• Written exercise
Lay out the lines below as a JSON list of strings, one string per line, with blank lines omitted. Leave the pictures out of the answer.

• Source records
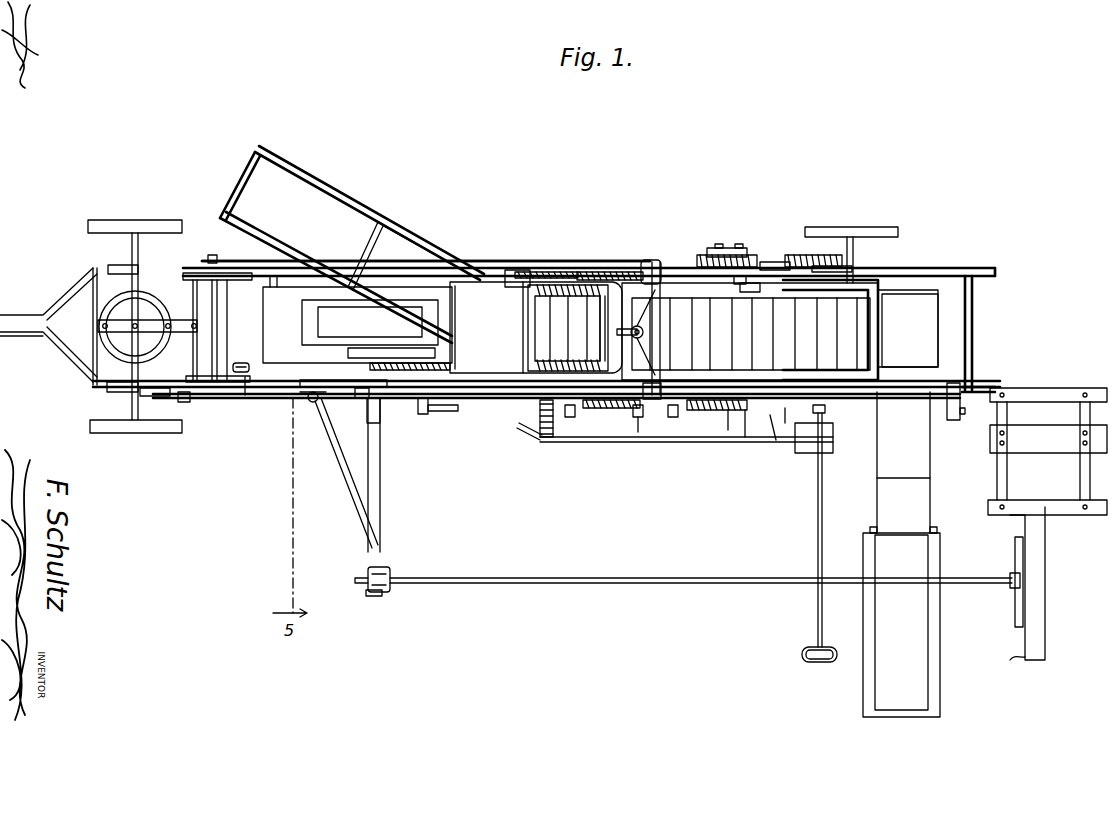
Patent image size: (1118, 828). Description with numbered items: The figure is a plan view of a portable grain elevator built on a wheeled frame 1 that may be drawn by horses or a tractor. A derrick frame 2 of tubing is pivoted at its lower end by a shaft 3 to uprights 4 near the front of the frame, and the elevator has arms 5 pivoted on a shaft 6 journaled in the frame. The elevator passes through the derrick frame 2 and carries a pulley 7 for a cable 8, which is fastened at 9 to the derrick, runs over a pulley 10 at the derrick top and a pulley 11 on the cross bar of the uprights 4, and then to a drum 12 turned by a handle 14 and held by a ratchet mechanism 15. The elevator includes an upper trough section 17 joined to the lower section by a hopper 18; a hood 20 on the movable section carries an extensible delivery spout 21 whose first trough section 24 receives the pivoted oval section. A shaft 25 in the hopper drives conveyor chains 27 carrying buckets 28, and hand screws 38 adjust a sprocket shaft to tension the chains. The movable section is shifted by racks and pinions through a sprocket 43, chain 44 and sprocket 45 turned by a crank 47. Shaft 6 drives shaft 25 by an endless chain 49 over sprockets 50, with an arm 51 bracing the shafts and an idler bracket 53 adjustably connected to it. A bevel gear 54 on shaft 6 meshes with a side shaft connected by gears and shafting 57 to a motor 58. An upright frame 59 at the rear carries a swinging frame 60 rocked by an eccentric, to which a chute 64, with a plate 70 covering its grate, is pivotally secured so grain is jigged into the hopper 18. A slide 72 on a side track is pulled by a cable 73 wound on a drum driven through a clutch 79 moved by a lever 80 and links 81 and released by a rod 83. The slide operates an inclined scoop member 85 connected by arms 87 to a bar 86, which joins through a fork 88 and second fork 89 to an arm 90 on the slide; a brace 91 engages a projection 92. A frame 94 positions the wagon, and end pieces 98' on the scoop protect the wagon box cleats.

The wheeled frame 1 is at (962, 270).
The derrick frame 2 is at (488, 262).
The shaft 3 is at (210, 358).
The uprights 4 is at (186, 268).
The arms 5 is at (748, 283).
The shaft 6 is at (730, 412).
The pulley 7 is at (650, 332).
The cable 8 is at (250, 366).
The cable fastening point 9 is at (664, 272).
The pulley 10 is at (663, 380).
The pulley 11 is at (248, 398).
The drum 12 is at (486, 410).
The handle 14 is at (426, 416).
The ratchet mechanism 15 is at (444, 413).
The upper trough section 17 is at (768, 292).
The hopper 18 is at (908, 328).
The hood 20 is at (536, 327).
The extensible delivery spout 21 is at (275, 150).
The first trough section 24 is at (402, 258).
The shaft 25 is at (822, 255).
The conveyor chains 27 is at (581, 292).
The buckets 28 is at (553, 305).
The hand screws 38 is at (507, 268).
The sprocket 43 is at (530, 272).
The chain 44 is at (608, 272).
The sprocket 45 is at (638, 268).
The crank 47 is at (632, 435).
The endless chain 49 is at (832, 258).
The sprockets 50 is at (702, 255).
The arm 51 is at (790, 266).
The bracket 53 is at (728, 248).
The bevel gear 54 is at (713, 412).
The gears and shafting 57 is at (549, 430).
The motor 58 is at (357, 319).
The upright frame 59 is at (955, 380).
The swinging frame 60 is at (910, 398).
The chute 64 is at (872, 690).
The plate 70 is at (903, 494).
The slide 72 is at (342, 380).
The cable 73 is at (185, 392).
The clutch 79 is at (621, 415).
The lever 80 is at (816, 622).
The links 81 is at (790, 420).
The rod 83 is at (357, 400).
The inclined scoop member 85 is at (1040, 627).
The bar 86 is at (664, 585).
The arms 87 is at (1012, 612).
The fork 88 is at (392, 572).
The second fork 89 is at (380, 597).
The arm 90 is at (381, 520).
The brace 91 is at (346, 495).
The projection 92 is at (311, 405).
The frame 94 is at (1060, 388).
The end pieces 98' is at (1012, 679).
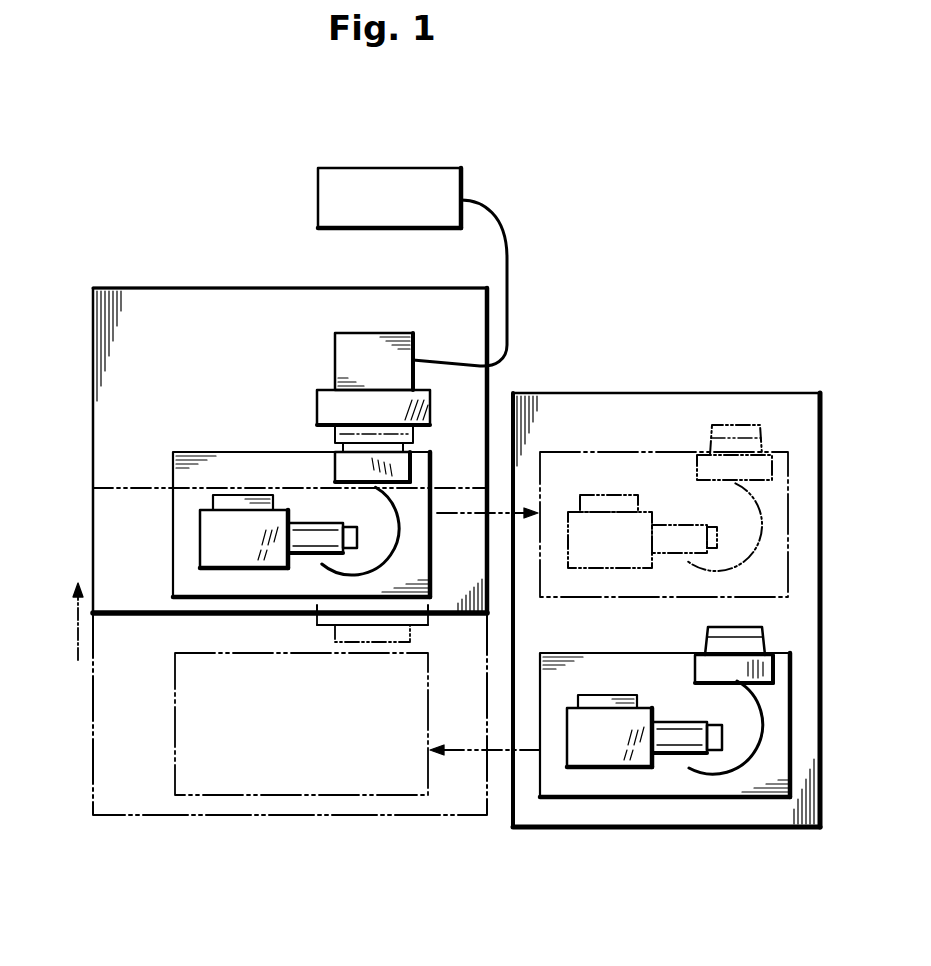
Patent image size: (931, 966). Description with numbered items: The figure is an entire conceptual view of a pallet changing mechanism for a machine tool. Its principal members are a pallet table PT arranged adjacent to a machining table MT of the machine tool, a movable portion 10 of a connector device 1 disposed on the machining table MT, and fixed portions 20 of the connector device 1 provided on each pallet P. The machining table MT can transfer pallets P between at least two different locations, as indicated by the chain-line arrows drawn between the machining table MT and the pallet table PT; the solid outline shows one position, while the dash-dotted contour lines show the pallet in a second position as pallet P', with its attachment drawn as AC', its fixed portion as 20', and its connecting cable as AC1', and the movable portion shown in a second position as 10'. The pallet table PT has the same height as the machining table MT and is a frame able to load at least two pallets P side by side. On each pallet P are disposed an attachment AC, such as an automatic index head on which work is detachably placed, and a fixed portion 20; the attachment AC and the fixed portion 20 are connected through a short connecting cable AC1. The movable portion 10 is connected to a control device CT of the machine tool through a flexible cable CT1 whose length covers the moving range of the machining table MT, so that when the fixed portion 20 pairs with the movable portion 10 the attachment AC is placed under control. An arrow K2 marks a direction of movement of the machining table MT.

The control device CT is at (444, 168).
The flexible cable CT1 is at (507, 290).
The machining table MT is at (100, 348).
The movable portion 10 is at (395, 346).
The connector device 1 is at (448, 395).
The fixed portion 20 is at (600, 556).
The pallet P is at (460, 669).
The attachment AC is at (461, 590).
The connecting cable AC1 is at (562, 685).
The direction of pallet movement K2 is at (70, 608).
The spindle head position (phantom) 10' is at (396, 649).
The pallet position (phantom) P' is at (481, 654).
The pallet table PT is at (820, 728).
The camera (phantom) AC' is at (640, 568).
The holder (phantom) 20' is at (788, 452).
The camera cable (phantom) AC1' is at (784, 527).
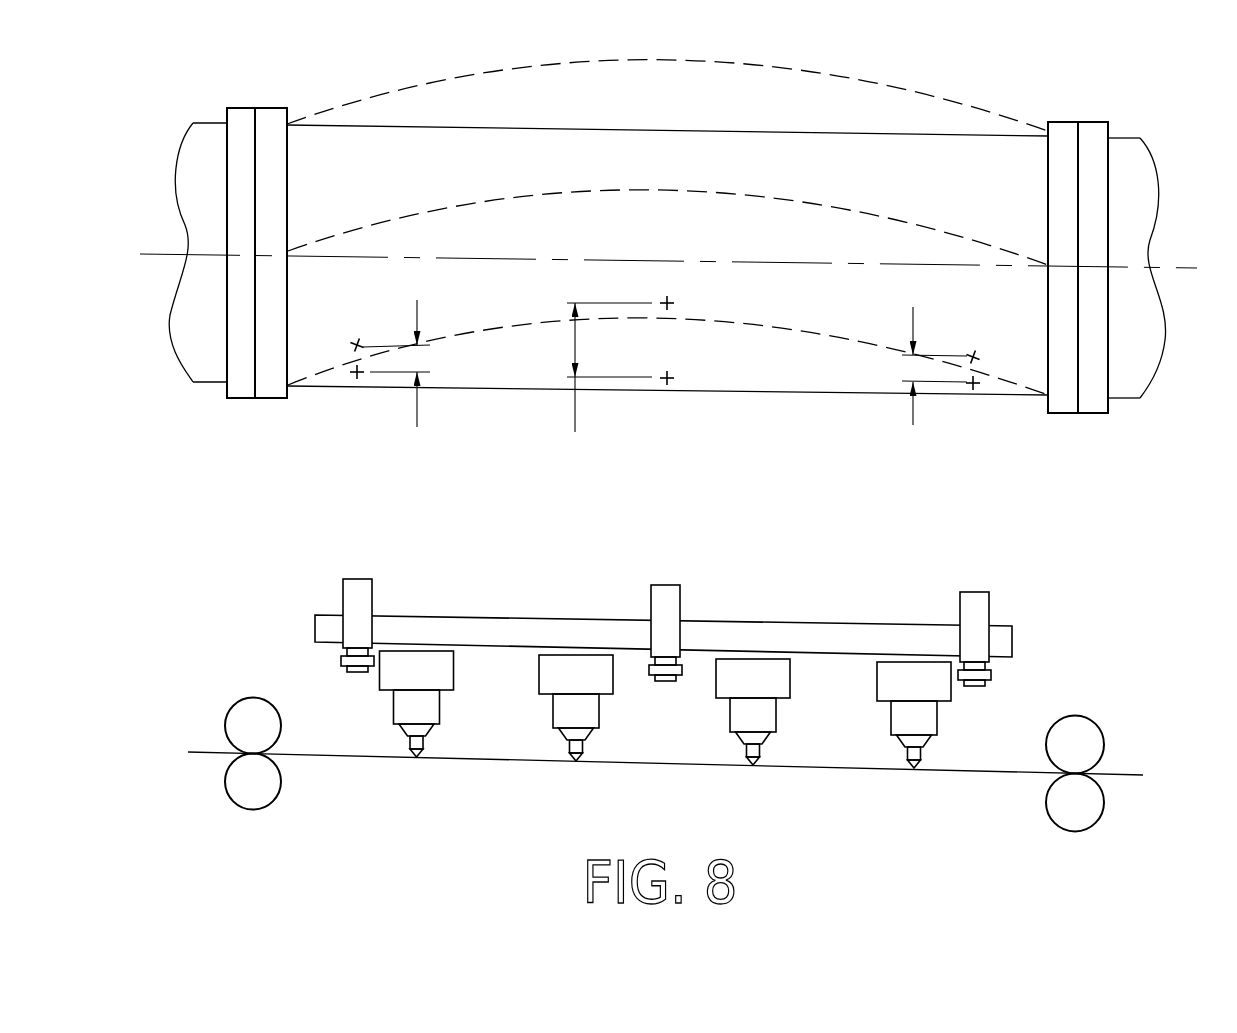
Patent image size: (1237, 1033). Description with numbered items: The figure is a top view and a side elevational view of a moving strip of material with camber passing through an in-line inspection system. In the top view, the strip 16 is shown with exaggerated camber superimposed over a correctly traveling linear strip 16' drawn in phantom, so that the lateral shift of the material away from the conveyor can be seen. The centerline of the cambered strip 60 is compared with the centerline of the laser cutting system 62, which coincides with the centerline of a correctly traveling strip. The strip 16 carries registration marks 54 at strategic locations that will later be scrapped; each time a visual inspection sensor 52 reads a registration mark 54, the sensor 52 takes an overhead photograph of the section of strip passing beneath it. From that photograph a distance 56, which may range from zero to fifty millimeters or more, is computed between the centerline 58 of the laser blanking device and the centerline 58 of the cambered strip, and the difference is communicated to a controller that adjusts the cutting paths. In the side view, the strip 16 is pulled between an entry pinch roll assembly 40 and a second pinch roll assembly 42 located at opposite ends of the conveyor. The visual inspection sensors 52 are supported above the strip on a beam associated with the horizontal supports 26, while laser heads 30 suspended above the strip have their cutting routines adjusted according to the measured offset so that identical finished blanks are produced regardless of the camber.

The strip 16 is at (665, 426).
The correctly traveling linear strip 16' is at (667, 228).
The horizontal supports 26 is at (770, 637).
The laser head 30 is at (403, 742).
The entry pinch roll assembly 40 is at (240, 403).
The second pinch roll assembly 42 is at (1093, 416).
The visual inspection sensor 52 is at (360, 577).
The registration mark 54 is at (350, 370).
The distance 56 is at (417, 427).
The centerline 58 is at (388, 373).
The centerline of the cambered strip 60 is at (657, 190).
The centerline of the laser cutting system 62 is at (655, 260).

• Reply to the task
[
  "Patent image size: (1118, 828). Description with numbered items: The figure is a plan view of a portable grain elevator built on a wheeled frame 1 that may be drawn by horses or a tractor. A derrick frame 2 of tubing is pivoted at its lower end by a shaft 3 to uprights 4 near the front of the frame, and the elevator has arms 5 pivoted on a shaft 6 journaled in the frame. The elevator passes through the derrick frame 2 and carries a pulley 7 for a cable 8, which is fastened at 9 to the derrick, runs over a pulley 10 at the derrick top and a pulley 11 on the cross bar of the uprights 4, and then to a drum 12 turned by a handle 14 and held by a ratchet mechanism 15. The elevator includes an upper trough section 17 joined to the lower section by a hopper 18; a hood 20 on the movable section carries an extensible delivery spout 21 whose first trough section 24 receives the pivoted oval section. A shaft 25 in the hopper drives conveyor chains 27 carrying buckets 28, and hand screws 38 adjust a sprocket shaft to tension the chains. The movable section is shifted by racks and pinions through a sprocket 43, chain 44 and sprocket 45 turned by a crank 47. Shaft 6 drives shaft 25 by an endless chain 49 over sprockets 50, with an arm 51 bracing the shafts and an idler bracket 53 adjustably connected to it. A bevel gear 54 on shaft 6 meshes with a side shaft connected by gears and shafting 57 to a motor 58. An upright frame 59 at the rear carries a swinging frame 60 rocked by an eccentric, to which a chute 64, with a plate 70 covering its grate, is pivotally secured so grain is jigged into the hopper 18. A slide 72 on a side track is pulled by a cable 73 wound on a drum driven through a clutch 79 moved by a lever 80 and links 81 and released by a rod 83. The slide operates an inclined scoop member 85 connected by arms 87 to a bar 86, which joins through a fork 88 and second fork 89 to an arm 90 on the slide; a brace 91 engages a projection 92. A frame 94 positions the wagon, and end pieces 98' on the scoop protect the wagon box cleats.",
  "The wheeled frame 1 is at (962, 270).",
  "The derrick frame 2 is at (488, 262).",
  "The shaft 3 is at (210, 358).",
  "The uprights 4 is at (186, 268).",
  "The arms 5 is at (748, 283).",
  "The shaft 6 is at (730, 412).",
  "The pulley 7 is at (650, 332).",
  "The cable 8 is at (250, 366).",
  "The cable fastening point 9 is at (664, 272).",
  "The pulley 10 is at (663, 380).",
  "The pulley 11 is at (248, 398).",
  "The drum 12 is at (486, 410).",
  "The handle 14 is at (426, 416).",
  "The ratchet mechanism 15 is at (444, 413).",
  "The upper trough section 17 is at (768, 292).",
  "The hopper 18 is at (908, 328).",
  "The hood 20 is at (536, 327).",
  "The extensible delivery spout 21 is at (275, 150).",
  "The first trough section 24 is at (402, 258).",
  "The shaft 25 is at (822, 255).",
  "The conveyor chains 27 is at (581, 292).",
  "The buckets 28 is at (553, 305).",
  "The hand screws 38 is at (507, 268).",
  "The sprocket 43 is at (530, 272).",
  "The chain 44 is at (608, 272).",
  "The sprocket 45 is at (638, 268).",
  "The crank 47 is at (632, 435).",
  "The endless chain 49 is at (832, 258).",
  "The sprockets 50 is at (702, 255).",
  "The arm 51 is at (790, 266).",
  "The bracket 53 is at (728, 248).",
  "The bevel gear 54 is at (713, 412).",
  "The gears and shafting 57 is at (549, 430).",
  "The motor 58 is at (357, 319).",
  "The upright frame 59 is at (955, 380).",
  "The swinging frame 60 is at (910, 398).",
  "The chute 64 is at (872, 690).",
  "The plate 70 is at (903, 494).",
  "The slide 72 is at (342, 380).",
  "The cable 73 is at (185, 392).",
  "The clutch 79 is at (621, 415).",
  "The lever 80 is at (816, 622).",
  "The links 81 is at (790, 420).",
  "The rod 83 is at (357, 400).",
  "The inclined scoop member 85 is at (1040, 627).",
  "The bar 86 is at (664, 585).",
  "The arms 87 is at (1012, 612).",
  "The fork 88 is at (392, 572).",
  "The second fork 89 is at (380, 597).",
  "The arm 90 is at (381, 520).",
  "The brace 91 is at (346, 495).",
  "The projection 92 is at (311, 405).",
  "The frame 94 is at (1060, 388).",
  "The end pieces 98' is at (1012, 679).",
  "Patent image size: (931, 966). Description with numbered items: The figure is an entire conceptual view of a pallet changing mechanism for a machine tool. Its principal members are a pallet table PT arranged adjacent to a machining table MT of the machine tool, a movable portion 10 of a connector device 1 disposed on the machining table MT, and fixed portions 20 of the connector device 1 provided on each pallet P. The machining table MT can transfer pallets P between at least two different locations, as indicated by the chain-line arrows drawn between the machining table MT and the pallet table PT; the solid outline shows one position, while the dash-dotted contour lines show the pallet in a second position as pallet P', with its attachment drawn as AC', its fixed portion as 20', and its connecting cable as AC1', and the movable portion shown in a second position as 10'. The pallet table PT has the same height as the machining table MT and is a frame able to load at least two pallets P side by side. On each pallet P are disposed an attachment AC, such as an automatic index head on which work is detachably placed, and a fixed portion 20; the attachment AC and the fixed portion 20 are connected through a short connecting cable AC1. The movable portion 10 is connected to a control device CT of the machine tool through a flexible cable CT1 whose length covers the moving range of the machining table MT, so that when the fixed portion 20 pairs with the movable portion 10 the attachment AC is placed under control. An arrow K2 marks a direction of movement of the machining table MT.",
  "The control device CT is at (444, 168).",
  "The flexible cable CT1 is at (507, 290).",
  "The machining table MT is at (100, 348).",
  "The movable portion 10 is at (395, 346).",
  "The connector device 1 is at (448, 395).",
  "The fixed portion 20 is at (600, 556).",
  "The pallet P is at (460, 669).",
  "The attachment AC is at (461, 590).",
  "The connecting cable AC1 is at (562, 685).",
  "The direction of pallet movement K2 is at (70, 608).",
  "The spindle head position (phantom) 10' is at (396, 649).",
  "The pallet position (phantom) P' is at (481, 654).",
  "The pallet table PT is at (820, 728).",
  "The camera (phantom) AC' is at (640, 568).",
  "The holder (phantom) 20' is at (788, 452).",
  "The camera cable (phantom) AC1' is at (784, 527).",
  "Patent image size: (1237, 1033). Description with numbered items: The figure is a top view and a side elevational view of a moving strip of material with camber passing through an in-line inspection system. In the top view, the strip 16 is shown with exaggerated camber superimposed over a correctly traveling linear strip 16' drawn in phantom, so that the lateral shift of the material away from the conveyor can be seen. The centerline of the cambered strip 60 is compared with the centerline of the laser cutting system 62, which coincides with the centerline of a correctly traveling strip. The strip 16 carries registration marks 54 at strategic locations that will later be scrapped; each time a visual inspection sensor 52 reads a registration mark 54, the sensor 52 takes an overhead photograph of the section of strip passing beneath it. From that photograph a distance 56, which may range from zero to fifty millimeters or more, is computed between the centerline 58 of the laser blanking device and the centerline 58 of the cambered strip, and the difference is communicated to a controller that adjusts the cutting paths. In the side view, the strip 16 is pulled between an entry pinch roll assembly 40 and a second pinch roll assembly 42 located at opposite ends of the conveyor. The visual inspection sensors 52 are supported above the strip on a beam associated with the horizontal supports 26, while laser heads 30 suspended above the strip have their cutting routines adjusted according to the measured offset so that identical finished blanks are produced regardless of the camber.",
  "The strip 16 is at (665, 426).",
  "The correctly traveling linear strip 16' is at (667, 228).",
  "The horizontal supports 26 is at (770, 637).",
  "The laser head 30 is at (403, 742).",
  "The entry pinch roll assembly 40 is at (240, 403).",
  "The second pinch roll assembly 42 is at (1093, 416).",
  "The visual inspection sensor 52 is at (360, 577).",
  "The registration mark 54 is at (350, 370).",
  "The distance 56 is at (417, 427).",
  "The centerline 58 is at (388, 373).",
  "The centerline of the cambered strip 60 is at (657, 190).",
  "The centerline of the laser cutting system 62 is at (655, 260)."
]